* _WHAT TO PRODUCE_
Transcribe every line exactly and omit anything that is a picture.

Figure collection entries
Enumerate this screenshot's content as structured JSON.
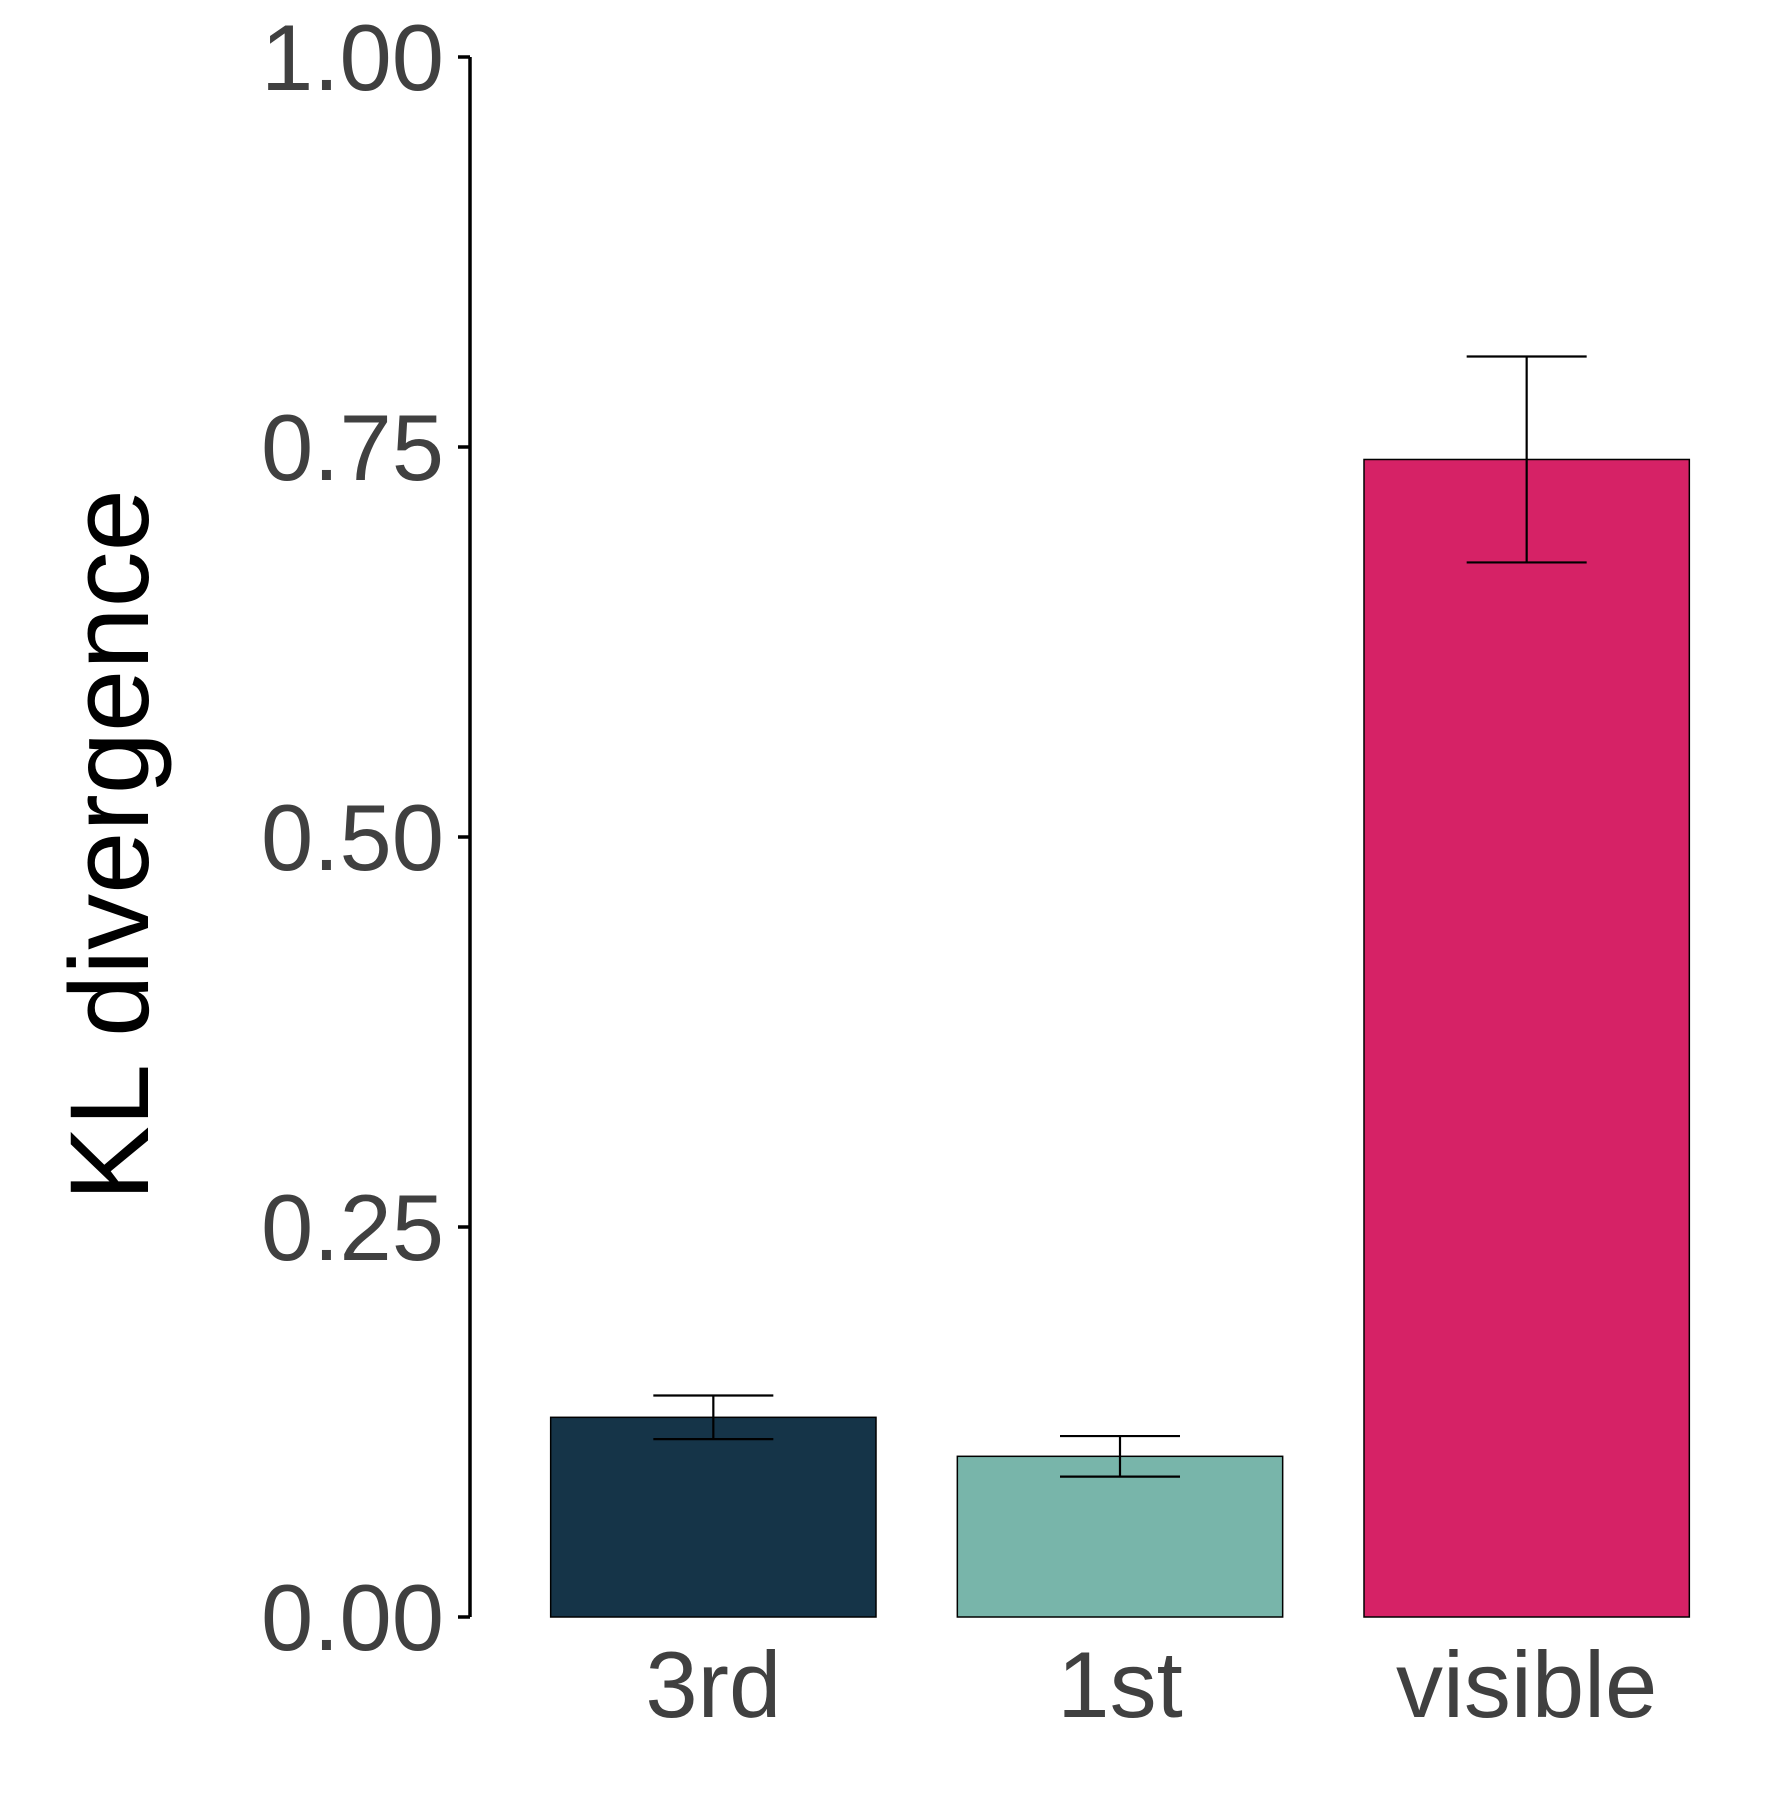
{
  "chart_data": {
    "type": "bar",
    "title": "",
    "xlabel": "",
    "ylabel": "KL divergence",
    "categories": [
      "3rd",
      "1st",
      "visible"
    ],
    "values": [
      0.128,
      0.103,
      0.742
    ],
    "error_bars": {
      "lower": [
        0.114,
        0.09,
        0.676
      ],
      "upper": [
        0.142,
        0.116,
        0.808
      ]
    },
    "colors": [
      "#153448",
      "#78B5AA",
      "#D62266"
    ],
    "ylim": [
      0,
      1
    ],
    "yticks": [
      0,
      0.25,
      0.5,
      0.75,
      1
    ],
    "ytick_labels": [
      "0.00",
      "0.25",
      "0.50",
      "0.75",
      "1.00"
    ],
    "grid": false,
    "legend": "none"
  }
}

* _WRITTEN RESPONSE_
Enumerate this screenshot's content as structured JSON.
{
  "chart_data": {
    "type": "bar",
    "title": "",
    "xlabel": "",
    "ylabel": "KL divergence",
    "categories": [
      "3rd",
      "1st",
      "visible"
    ],
    "values": [
      0.128,
      0.103,
      0.742
    ],
    "error_bars": {
      "lower": [
        0.114,
        0.09,
        0.676
      ],
      "upper": [
        0.142,
        0.116,
        0.808
      ]
    },
    "colors": [
      "#153448",
      "#78B5AA",
      "#D62266"
    ],
    "ylim": [
      0,
      1
    ],
    "yticks": [
      0,
      0.25,
      0.5,
      0.75,
      1
    ],
    "ytick_labels": [
      "0.00",
      "0.25",
      "0.50",
      "0.75",
      "1.00"
    ],
    "grid": false,
    "legend": "none"
  }
}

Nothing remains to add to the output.